Task: Nothing before the line containing "OCR this image." belongs in the answer; quote that line and all lines after it through the end of the material, word for word.

........

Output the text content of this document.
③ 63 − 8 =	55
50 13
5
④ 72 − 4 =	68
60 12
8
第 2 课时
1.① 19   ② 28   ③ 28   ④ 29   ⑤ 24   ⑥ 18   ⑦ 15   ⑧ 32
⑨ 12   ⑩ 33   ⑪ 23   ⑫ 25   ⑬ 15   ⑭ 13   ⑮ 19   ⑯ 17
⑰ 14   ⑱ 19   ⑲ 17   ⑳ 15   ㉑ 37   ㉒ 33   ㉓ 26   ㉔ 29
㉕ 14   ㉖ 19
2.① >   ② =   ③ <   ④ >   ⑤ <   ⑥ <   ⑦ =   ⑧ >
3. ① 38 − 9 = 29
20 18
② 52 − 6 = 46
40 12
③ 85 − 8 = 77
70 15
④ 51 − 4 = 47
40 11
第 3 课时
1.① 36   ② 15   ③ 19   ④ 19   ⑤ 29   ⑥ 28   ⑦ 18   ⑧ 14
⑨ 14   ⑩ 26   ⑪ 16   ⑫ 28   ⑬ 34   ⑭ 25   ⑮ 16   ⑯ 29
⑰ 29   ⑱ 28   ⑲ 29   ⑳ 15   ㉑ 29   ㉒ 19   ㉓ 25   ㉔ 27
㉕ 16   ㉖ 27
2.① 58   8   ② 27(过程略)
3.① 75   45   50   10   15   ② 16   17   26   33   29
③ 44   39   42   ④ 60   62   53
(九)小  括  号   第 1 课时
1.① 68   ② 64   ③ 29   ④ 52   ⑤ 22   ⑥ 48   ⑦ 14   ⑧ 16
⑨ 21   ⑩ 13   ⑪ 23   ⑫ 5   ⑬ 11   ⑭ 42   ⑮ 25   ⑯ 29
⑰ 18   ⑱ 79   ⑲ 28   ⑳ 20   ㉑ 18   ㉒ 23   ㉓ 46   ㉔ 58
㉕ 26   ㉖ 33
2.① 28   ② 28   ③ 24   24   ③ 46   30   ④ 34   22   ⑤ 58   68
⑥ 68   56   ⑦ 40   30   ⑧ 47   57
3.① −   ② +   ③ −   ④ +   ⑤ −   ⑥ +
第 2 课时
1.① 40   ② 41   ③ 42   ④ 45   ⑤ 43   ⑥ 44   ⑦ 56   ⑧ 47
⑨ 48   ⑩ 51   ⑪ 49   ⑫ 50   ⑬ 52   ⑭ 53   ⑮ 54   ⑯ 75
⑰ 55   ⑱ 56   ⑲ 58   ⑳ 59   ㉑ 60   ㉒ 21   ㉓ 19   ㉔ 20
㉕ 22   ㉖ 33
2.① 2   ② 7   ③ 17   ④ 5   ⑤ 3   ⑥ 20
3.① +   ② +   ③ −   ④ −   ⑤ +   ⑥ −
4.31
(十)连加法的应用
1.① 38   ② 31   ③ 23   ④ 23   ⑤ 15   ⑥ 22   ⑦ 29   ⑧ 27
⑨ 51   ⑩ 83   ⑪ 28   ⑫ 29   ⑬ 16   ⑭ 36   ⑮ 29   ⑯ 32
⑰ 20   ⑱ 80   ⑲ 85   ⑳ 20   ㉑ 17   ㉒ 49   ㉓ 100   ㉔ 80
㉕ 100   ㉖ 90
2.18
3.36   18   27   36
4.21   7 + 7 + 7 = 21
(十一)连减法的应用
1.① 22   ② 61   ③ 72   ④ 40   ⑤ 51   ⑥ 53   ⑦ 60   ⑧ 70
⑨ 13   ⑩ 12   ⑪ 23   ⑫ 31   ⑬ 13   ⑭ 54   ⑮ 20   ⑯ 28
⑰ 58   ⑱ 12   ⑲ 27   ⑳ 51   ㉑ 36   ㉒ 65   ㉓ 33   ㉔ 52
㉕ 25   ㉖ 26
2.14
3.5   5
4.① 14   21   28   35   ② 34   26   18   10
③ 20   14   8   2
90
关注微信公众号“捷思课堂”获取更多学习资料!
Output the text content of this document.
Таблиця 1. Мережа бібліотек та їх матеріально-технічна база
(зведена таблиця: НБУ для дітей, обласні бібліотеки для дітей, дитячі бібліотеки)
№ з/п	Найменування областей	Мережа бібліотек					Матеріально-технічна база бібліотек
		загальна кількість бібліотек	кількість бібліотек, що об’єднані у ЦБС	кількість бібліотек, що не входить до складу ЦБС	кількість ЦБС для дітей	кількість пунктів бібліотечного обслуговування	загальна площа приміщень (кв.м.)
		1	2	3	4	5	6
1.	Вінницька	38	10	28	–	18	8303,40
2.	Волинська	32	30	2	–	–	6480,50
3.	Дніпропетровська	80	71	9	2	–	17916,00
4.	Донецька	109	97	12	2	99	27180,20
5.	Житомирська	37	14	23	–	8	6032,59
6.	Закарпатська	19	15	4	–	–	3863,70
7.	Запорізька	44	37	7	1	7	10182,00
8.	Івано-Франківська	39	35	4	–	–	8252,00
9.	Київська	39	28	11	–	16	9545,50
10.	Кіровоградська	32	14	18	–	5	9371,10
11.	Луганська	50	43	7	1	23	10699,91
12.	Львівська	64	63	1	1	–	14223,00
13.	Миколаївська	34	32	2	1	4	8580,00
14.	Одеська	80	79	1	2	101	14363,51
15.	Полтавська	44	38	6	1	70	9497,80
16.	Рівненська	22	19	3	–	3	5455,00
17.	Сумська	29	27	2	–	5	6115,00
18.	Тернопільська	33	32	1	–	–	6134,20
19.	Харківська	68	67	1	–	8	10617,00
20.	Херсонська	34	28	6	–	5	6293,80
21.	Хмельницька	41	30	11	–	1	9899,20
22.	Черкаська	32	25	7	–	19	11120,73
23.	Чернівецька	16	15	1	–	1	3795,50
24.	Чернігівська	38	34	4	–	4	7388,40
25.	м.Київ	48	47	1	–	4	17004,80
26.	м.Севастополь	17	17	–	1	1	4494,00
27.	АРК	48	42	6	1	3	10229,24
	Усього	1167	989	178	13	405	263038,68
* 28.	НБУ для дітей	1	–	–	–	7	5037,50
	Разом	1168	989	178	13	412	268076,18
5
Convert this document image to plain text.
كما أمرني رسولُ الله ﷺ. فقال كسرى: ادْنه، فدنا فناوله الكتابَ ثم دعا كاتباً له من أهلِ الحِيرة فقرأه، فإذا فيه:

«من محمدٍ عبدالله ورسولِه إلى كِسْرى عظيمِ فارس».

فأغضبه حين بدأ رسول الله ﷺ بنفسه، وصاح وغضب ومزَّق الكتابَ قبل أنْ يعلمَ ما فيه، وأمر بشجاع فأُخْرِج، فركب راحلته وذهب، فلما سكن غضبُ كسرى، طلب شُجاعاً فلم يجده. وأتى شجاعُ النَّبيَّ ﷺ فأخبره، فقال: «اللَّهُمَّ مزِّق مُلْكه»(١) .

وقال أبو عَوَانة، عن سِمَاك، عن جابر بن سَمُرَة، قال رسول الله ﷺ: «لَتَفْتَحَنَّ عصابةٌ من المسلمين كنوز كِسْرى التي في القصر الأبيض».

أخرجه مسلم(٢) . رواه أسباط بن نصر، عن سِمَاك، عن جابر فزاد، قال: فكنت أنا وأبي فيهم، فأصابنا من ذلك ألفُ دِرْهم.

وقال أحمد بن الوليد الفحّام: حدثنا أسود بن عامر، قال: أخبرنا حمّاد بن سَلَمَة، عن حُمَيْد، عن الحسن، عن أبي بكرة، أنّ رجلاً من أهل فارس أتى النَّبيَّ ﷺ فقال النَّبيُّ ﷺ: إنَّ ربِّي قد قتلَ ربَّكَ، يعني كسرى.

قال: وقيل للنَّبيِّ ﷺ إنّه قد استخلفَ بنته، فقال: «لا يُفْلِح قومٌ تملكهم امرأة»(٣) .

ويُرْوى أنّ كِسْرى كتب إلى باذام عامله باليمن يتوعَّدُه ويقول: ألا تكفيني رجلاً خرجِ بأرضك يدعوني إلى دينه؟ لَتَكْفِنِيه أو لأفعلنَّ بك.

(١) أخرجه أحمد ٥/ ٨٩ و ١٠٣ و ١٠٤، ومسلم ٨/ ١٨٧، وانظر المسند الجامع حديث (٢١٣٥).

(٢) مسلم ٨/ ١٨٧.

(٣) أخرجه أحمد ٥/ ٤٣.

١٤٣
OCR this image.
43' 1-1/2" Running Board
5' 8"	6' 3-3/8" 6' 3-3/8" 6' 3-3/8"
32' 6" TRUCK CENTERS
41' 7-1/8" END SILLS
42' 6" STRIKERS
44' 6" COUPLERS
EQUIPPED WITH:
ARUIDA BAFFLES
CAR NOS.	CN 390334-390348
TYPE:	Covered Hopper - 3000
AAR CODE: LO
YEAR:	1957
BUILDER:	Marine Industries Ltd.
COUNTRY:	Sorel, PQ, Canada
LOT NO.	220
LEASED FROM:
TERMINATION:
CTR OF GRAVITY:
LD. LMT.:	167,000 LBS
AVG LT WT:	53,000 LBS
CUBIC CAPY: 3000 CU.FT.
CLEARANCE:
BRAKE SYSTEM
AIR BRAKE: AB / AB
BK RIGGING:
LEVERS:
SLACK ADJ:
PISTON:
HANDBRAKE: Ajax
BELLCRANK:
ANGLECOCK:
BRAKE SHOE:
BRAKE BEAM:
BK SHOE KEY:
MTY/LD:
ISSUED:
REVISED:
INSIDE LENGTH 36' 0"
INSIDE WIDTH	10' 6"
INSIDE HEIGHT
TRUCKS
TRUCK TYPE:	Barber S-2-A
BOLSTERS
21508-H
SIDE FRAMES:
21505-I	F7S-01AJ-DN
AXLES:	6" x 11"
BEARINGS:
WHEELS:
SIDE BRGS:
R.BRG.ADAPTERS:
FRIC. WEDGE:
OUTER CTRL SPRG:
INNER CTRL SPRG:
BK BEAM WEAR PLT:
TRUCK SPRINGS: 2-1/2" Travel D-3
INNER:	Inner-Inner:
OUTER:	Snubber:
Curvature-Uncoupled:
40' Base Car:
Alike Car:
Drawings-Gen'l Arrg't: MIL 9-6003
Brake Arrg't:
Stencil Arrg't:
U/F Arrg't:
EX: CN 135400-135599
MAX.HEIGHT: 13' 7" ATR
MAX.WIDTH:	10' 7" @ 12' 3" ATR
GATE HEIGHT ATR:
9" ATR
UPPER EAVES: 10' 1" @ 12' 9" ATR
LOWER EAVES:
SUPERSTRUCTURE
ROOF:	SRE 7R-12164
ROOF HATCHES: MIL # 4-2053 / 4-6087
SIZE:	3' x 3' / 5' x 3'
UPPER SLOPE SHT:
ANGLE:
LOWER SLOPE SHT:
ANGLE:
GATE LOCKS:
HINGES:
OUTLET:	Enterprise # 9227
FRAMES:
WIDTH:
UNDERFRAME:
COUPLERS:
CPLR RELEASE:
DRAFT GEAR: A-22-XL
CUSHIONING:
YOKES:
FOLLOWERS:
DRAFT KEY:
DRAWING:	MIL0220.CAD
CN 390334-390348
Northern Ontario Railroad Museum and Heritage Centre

........

Written reply:
OCR this image.
43' 1-1/2" Running Board
5' 8"	6' 3-3/8" 6' 3-3/8" 6' 3-3/8"
32' 6" TRUCK CENTERS
41' 7-1/8" END SILLS
42' 6" STRIKERS
44' 6" COUPLERS
EQUIPPED WITH:
ARUIDA BAFFLES
CAR NOS.	CN 390334-390348
TYPE:	Covered Hopper - 3000
AAR CODE: LO
YEAR:	1957
BUILDER:	Marine Industries Ltd.
COUNTRY:	Sorel, PQ, Canada
LOT NO.	220
LEASED FROM:
TERMINATION:
CTR OF GRAVITY:
LD. LMT.:	167,000 LBS
AVG LT WT:	53,000 LBS
CUBIC CAPY: 3000 CU.FT.
CLEARANCE:
BRAKE SYSTEM
AIR BRAKE: AB / AB
BK RIGGING:
LEVERS:
SLACK ADJ:
PISTON:
HANDBRAKE: Ajax
BELLCRANK:
ANGLECOCK:
BRAKE SHOE:
BRAKE BEAM:
BK SHOE KEY:
MTY/LD:
ISSUED:
REVISED:
INSIDE LENGTH 36' 0"
INSIDE WIDTH	10' 6"
INSIDE HEIGHT
TRUCKS
TRUCK TYPE:	Barber S-2-A
BOLSTERS
21508-H
SIDE FRAMES:
21505-I	F7S-01AJ-DN
AXLES:	6" x 11"
BEARINGS:
WHEELS:
SIDE BRGS:
R.BRG.ADAPTERS:
FRIC. WEDGE:
OUTER CTRL SPRG:
INNER CTRL SPRG:
BK BEAM WEAR PLT:
TRUCK SPRINGS: 2-1/2" Travel D-3
INNER:	Inner-Inner:
OUTER:	Snubber:
Curvature-Uncoupled:
40' Base Car:
Alike Car:
Drawings-Gen'l Arrg't: MIL 9-6003
Brake Arrg't:
Stencil Arrg't:
U/F Arrg't:
EX: CN 135400-135599
MAX.HEIGHT: 13' 7" ATR
MAX.WIDTH:	10' 7" @ 12' 3" ATR
GATE HEIGHT ATR:
9" ATR
UPPER EAVES: 10' 1" @ 12' 9" ATR
LOWER EAVES:
SUPERSTRUCTURE
ROOF:	SRE 7R-12164
ROOF HATCHES: MIL # 4-2053 / 4-6087
SIZE:	3' x 3' / 5' x 3'
UPPER SLOPE SHT:
ANGLE:
LOWER SLOPE SHT:
ANGLE:
GATE LOCKS:
HINGES:
OUTLET:	Enterprise # 9227
FRAMES:
WIDTH:
UNDERFRAME:
COUPLERS:
CPLR RELEASE:
DRAFT GEAR: A-22-XL
CUSHIONING:
YOKES:
FOLLOWERS:
DRAFT KEY:
DRAWING:	MIL0220.CAD
CN 390334-390348
Northern Ontario Railroad Museum and Heritage Centre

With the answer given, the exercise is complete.